DOCUMENT TEXT:
For example, a network connection (line/link) between the main office and a remote office can be analyzed by installing one Multimeter at the main office and another Multimeter at the remote office.

Only network traffic (packets) passing through both Multimeters can be analyzed. The packet loss and two-way-latency thereof is measured and shown in graphs.

The time synchronization setting (e.g. NTP/PTP or OFF) should be the same on both devices for the best results.

In Firmware version >= 3.3, it is also possible to use a single device to measure the traffic delay/losses between two different virtual link groups. In this mode, the primary device is used as a client too.

Overview

The main device captures packet meta data from the remote (or client) device which takes only a fraction of the total traffic. Approximately 5% additional bandwidth is required for this capture connection. So for fully loaded 100 mbit/s connection to the remote location an additional load of ~5 mbit/s is required to get packet information to the main device. The measurement connection can be a separate line or can be run over the line that is measured, the capture connection will be automatically ignored for the measurement. The measurement module must be configured with a maximum packet delay. This delay describes the amount of time the main device waits for packet information to arrive from the remote device. The delay must be large enough to cover the actual latency of the connection and delay of the capture connection. Typical values are between 2 and 5 seconds. Larger values requires more memory to buffer packet meta data so very large values might only be selectable on larger Multimeter devices (Allegro 1000 or greater).

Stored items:

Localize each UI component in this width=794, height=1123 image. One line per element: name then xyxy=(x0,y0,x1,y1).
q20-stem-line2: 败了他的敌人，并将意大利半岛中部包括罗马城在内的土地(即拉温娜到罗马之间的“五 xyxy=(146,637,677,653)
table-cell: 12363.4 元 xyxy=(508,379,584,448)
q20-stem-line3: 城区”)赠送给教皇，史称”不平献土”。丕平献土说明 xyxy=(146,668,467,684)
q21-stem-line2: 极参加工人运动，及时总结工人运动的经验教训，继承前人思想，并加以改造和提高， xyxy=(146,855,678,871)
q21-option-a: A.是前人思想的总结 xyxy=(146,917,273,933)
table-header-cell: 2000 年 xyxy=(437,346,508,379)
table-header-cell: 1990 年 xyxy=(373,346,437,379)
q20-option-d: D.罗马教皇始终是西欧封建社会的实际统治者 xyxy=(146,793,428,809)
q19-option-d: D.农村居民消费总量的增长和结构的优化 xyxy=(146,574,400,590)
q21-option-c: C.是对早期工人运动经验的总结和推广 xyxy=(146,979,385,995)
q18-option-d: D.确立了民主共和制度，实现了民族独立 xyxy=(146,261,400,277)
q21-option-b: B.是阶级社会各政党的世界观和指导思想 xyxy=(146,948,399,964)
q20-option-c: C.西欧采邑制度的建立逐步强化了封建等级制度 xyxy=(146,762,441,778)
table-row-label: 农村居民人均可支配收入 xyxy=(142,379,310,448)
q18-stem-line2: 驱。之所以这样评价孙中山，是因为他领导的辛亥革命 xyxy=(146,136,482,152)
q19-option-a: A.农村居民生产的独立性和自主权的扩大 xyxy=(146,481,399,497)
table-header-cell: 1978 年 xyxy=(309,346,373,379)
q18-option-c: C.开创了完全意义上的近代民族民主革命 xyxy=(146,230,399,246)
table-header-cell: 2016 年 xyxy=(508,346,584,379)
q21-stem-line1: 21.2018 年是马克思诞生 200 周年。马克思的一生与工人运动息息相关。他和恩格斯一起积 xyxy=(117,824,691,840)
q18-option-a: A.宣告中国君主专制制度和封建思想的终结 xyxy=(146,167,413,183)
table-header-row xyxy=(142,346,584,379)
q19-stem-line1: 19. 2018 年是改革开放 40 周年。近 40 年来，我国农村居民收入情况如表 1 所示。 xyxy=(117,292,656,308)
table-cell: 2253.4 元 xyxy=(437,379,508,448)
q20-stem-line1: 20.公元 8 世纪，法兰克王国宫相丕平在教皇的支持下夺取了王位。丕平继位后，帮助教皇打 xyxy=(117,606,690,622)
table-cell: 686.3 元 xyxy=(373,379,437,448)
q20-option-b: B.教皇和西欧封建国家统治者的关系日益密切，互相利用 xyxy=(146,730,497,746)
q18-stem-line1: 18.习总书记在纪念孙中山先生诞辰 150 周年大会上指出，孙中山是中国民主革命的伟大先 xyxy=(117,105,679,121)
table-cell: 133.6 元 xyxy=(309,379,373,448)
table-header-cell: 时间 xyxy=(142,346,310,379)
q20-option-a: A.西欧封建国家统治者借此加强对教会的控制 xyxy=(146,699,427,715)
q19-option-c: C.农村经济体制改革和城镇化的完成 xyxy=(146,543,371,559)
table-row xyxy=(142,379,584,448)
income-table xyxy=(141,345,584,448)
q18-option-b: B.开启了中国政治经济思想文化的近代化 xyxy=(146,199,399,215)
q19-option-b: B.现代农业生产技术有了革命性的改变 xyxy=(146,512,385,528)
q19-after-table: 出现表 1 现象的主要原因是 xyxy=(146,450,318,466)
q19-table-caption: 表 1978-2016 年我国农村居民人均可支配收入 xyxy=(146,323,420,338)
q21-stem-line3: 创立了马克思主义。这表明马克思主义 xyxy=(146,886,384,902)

WRITTEN TASK 1:
Answer these questions about the network measurement text:
(a) According to the text, from which firmware version onward can a single device measure traffic delay and losses between two virtual link groups?
(b) Approximately how much additional bandwidth does the capture connection require?
(c) What are typical values for the maximum packet delay?
WRITTEN TASK 2:
Return every line of the listing that contains the string "header".
The network measurement text and the listing are unrelated and should be treated as separate material.

FINAL ANSWER 1:
(a) Firmware version 3.3 or later.
(b) Approximately 5% additional bandwidth.
(c) Between 2 and 5 seconds.

FINAL ANSWER 2:
table-header-cell: 2000 年 xyxy=(437,346,508,379)
table-header-cell: 1990 年 xyxy=(373,346,437,379)
table-header-cell: 1978 年 xyxy=(309,346,373,379)
table-header-cell: 2016 年 xyxy=(508,346,584,379)
table-header-row xyxy=(142,346,584,379)
table-header-cell: 时间 xyxy=(142,346,310,379)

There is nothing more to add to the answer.